> Prompt:
Which lines below hold the word "años"? Report each one.
════════════════════
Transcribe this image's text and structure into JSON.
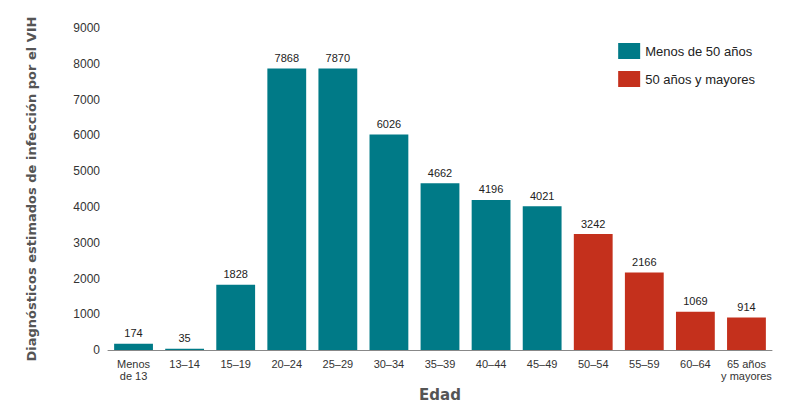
{
  "chart_data": {
    "type": "bar",
    "x_label": "Edad",
    "y_label": "Diagnósticos estimados de infección por el VIH",
    "categories": [
      "Menos\nde 13",
      "13–14",
      "15–19",
      "20–24",
      "25–29",
      "30–34",
      "35–39",
      "40–44",
      "45–49",
      "50–54",
      "55–59",
      "60–64",
      "65 años\ny mayores"
    ],
    "series": [
      {
        "name": "Menos de 50 años",
        "color": "#007a87",
        "values": [
          174,
          35,
          1828,
          7868,
          7870,
          6026,
          4662,
          4196,
          4021,
          null,
          null,
          null,
          null
        ]
      },
      {
        "name": "50 años y mayores",
        "color": "#c4301c",
        "values": [
          null,
          null,
          null,
          null,
          null,
          null,
          null,
          null,
          null,
          3242,
          2166,
          1069,
          914
        ]
      }
    ],
    "ylim": [
      0,
      9000
    ],
    "yticks": [
      0,
      1000,
      2000,
      3000,
      4000,
      5000,
      6000,
      7000,
      8000,
      9000
    ],
    "grid": false,
    "data_labels": true,
    "legend": "upper right"
  }
}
════════════════════
> Response to the exercise:
      "65 años\ny mayores"
        "name": "Menos de 50 años",
        "name": "50 años y mayores",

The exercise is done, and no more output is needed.